_Stated problem_
From the entries that follow, extract each line holding the string "แสดงว".

━━━━━ Input

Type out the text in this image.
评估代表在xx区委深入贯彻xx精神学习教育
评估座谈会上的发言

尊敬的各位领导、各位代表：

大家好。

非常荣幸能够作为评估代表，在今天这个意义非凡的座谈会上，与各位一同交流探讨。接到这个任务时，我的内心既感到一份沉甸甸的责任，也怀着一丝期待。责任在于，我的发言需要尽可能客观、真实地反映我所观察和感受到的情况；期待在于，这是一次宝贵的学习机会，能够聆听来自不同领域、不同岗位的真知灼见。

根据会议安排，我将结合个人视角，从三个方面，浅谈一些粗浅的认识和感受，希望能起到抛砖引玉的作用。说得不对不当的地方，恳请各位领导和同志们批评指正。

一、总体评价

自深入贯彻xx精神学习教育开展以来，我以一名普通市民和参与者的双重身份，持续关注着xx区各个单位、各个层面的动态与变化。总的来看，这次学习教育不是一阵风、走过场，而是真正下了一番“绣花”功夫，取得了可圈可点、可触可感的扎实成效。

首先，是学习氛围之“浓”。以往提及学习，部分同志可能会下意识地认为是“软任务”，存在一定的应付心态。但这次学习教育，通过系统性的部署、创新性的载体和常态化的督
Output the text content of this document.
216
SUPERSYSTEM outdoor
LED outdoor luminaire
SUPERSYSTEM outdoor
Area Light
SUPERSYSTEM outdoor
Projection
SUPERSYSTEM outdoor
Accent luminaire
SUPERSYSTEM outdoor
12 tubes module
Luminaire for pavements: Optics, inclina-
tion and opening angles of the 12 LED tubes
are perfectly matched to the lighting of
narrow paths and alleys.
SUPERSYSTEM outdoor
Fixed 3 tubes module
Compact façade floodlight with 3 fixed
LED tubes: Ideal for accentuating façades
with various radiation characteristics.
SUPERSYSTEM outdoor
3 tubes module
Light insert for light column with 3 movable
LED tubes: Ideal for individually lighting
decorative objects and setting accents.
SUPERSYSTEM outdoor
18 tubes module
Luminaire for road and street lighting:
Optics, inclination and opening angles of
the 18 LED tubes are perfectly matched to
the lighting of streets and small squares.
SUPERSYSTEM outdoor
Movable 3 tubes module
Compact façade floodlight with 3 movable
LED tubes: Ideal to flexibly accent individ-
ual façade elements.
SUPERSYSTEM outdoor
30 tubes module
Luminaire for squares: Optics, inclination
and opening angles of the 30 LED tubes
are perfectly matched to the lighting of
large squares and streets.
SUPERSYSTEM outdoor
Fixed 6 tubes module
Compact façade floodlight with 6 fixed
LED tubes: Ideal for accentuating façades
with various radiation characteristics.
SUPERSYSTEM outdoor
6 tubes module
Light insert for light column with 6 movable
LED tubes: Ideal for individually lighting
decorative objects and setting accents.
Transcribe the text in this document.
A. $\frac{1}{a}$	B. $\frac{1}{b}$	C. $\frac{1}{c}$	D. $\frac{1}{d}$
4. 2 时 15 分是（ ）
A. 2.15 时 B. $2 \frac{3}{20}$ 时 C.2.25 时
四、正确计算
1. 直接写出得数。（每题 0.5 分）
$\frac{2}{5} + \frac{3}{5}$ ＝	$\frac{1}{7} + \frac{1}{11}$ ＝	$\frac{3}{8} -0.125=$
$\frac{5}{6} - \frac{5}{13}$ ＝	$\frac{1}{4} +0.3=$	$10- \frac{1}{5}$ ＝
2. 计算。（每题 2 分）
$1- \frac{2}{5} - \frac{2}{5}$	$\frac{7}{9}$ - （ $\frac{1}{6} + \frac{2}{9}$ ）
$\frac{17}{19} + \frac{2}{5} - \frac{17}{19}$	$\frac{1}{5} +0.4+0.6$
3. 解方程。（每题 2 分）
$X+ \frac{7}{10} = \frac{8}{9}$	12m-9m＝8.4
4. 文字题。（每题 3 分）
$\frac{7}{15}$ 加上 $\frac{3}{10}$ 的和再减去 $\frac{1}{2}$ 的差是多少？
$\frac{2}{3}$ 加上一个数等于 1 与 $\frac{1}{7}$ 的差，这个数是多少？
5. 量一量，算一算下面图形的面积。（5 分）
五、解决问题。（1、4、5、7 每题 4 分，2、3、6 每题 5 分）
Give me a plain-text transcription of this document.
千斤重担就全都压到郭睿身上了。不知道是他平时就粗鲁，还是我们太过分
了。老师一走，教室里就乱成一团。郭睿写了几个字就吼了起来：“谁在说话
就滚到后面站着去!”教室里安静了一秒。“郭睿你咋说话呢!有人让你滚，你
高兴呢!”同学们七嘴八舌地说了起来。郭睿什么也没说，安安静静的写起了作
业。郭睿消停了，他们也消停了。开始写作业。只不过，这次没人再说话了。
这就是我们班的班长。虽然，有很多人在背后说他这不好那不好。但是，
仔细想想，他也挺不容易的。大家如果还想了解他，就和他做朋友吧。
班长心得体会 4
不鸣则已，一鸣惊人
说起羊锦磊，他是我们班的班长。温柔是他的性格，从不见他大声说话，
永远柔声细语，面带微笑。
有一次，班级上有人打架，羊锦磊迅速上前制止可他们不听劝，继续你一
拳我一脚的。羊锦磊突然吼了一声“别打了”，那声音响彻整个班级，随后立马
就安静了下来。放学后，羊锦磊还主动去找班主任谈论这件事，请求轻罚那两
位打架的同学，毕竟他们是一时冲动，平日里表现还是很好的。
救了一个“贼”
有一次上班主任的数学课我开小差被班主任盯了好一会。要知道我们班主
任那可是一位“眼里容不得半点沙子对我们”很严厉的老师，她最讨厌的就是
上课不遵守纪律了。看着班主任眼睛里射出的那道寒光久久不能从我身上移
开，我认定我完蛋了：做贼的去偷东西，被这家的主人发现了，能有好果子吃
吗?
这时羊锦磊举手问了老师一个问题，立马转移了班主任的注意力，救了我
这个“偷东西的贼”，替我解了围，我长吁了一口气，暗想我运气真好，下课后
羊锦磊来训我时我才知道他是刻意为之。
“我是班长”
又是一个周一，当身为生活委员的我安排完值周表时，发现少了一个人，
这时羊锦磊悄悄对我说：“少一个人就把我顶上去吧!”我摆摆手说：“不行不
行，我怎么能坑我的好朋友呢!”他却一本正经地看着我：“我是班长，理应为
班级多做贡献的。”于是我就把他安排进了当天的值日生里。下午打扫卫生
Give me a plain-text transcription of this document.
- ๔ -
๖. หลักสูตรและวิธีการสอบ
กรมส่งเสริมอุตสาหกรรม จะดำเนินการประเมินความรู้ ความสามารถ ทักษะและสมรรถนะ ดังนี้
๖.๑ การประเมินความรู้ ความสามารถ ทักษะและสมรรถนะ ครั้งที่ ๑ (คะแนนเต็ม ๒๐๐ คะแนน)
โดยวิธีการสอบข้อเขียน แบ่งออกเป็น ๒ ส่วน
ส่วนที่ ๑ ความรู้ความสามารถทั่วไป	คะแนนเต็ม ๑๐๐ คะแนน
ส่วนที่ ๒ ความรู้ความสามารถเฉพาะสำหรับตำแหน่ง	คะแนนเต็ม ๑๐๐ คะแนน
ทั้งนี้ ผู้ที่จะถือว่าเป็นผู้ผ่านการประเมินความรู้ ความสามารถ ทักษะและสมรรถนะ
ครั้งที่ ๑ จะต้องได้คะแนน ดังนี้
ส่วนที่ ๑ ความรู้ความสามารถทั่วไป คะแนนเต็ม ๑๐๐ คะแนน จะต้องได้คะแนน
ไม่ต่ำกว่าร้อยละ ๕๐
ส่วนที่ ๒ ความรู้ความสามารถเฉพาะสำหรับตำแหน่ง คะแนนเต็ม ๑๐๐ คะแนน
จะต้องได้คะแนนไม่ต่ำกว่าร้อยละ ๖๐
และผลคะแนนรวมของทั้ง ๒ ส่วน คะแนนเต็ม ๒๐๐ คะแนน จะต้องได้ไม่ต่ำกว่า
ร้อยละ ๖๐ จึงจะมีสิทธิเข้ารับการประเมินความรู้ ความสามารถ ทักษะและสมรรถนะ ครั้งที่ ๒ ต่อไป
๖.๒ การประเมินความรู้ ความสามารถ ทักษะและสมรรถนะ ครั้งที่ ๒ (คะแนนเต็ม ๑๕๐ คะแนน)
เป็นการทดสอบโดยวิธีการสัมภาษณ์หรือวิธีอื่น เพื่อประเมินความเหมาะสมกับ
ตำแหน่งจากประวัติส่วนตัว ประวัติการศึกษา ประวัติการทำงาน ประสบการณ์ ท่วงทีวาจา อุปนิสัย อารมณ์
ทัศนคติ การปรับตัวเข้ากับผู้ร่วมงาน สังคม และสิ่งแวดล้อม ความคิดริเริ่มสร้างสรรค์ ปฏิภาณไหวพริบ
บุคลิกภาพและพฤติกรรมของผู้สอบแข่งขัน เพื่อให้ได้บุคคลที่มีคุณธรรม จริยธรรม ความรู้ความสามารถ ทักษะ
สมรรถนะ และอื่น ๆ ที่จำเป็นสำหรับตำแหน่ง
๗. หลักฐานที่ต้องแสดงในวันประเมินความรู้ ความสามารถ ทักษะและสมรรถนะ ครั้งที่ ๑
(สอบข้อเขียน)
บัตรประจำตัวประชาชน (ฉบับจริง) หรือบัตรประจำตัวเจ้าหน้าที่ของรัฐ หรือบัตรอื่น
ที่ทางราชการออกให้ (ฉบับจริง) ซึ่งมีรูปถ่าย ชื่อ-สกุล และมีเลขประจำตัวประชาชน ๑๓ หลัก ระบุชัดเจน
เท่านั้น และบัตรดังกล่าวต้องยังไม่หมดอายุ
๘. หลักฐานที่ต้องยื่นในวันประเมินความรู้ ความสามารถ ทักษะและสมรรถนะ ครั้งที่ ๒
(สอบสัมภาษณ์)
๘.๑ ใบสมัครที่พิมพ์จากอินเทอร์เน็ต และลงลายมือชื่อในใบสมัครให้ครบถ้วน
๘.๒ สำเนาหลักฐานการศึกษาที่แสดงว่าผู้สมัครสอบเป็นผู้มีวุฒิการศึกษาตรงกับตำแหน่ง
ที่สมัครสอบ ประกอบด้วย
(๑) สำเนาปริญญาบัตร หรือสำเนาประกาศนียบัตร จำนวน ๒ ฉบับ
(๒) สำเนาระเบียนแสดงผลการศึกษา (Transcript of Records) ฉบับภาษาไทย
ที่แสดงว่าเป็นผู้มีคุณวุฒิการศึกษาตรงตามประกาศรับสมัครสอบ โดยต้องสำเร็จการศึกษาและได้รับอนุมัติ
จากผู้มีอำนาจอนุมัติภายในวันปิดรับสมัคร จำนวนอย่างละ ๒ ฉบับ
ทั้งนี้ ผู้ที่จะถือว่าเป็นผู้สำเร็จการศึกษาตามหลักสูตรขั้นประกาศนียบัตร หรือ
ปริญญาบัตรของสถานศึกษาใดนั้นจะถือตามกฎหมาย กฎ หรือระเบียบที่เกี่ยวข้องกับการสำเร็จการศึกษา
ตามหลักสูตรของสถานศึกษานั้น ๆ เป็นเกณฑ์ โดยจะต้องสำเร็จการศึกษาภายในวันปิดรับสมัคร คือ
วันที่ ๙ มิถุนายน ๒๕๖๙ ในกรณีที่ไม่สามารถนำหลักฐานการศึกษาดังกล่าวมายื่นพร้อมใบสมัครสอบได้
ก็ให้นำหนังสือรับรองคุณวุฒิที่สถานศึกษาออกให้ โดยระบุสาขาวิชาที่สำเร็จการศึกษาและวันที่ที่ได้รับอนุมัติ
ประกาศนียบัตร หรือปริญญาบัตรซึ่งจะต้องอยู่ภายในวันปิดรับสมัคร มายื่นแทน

━━━━━━━━━━

_The response_
๘.๒ สำเนาหลักฐานการศึกษาที่แสดงว่าผู้สมัครสอบเป็นผู้มีวุฒิการศึกษาตรงกับตำแหน่ง
ที่แสดงว่าเป็นผู้มีคุณวุฒิการศึกษาตรงตามประกาศรับสมัครสอบ โดยต้องสำเร็จการศึกษาและได้รับอนุมัติ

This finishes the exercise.